> **Data listing**

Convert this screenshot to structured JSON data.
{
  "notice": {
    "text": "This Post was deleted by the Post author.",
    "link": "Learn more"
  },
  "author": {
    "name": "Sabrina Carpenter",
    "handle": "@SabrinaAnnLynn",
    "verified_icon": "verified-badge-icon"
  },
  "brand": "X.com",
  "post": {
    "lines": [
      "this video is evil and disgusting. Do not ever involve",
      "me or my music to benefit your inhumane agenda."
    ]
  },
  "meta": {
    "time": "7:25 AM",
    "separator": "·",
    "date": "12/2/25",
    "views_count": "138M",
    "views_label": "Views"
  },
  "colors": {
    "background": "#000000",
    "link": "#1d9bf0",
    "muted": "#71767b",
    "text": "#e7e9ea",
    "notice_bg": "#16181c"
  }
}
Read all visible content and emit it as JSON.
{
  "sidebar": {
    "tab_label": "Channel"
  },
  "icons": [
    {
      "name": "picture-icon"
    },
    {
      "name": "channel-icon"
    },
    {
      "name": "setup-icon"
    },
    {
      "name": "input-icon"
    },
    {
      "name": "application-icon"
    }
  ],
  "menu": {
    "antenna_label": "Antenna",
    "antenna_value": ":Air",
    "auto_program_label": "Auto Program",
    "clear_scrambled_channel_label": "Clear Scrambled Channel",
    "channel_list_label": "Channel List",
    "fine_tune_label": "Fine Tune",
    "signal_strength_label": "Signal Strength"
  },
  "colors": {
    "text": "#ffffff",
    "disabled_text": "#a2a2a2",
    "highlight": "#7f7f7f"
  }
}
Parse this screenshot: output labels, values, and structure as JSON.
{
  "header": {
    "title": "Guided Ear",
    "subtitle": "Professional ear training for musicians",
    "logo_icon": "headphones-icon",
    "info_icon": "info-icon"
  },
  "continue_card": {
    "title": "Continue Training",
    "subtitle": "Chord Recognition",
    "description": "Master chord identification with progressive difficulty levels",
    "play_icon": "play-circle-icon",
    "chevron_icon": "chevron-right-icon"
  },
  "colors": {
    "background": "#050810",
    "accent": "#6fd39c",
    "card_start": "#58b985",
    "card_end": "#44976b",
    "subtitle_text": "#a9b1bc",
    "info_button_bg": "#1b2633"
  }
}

> **Instructions for the task**
Identify every line above with the string "name" in it. Copy those lines.

> **Answer below**
    "name": "Sabrina Carpenter",
      "name": "picture-icon"
      "name": "channel-icon"
      "name": "setup-icon"
      "name": "input-icon"
      "name": "application-icon"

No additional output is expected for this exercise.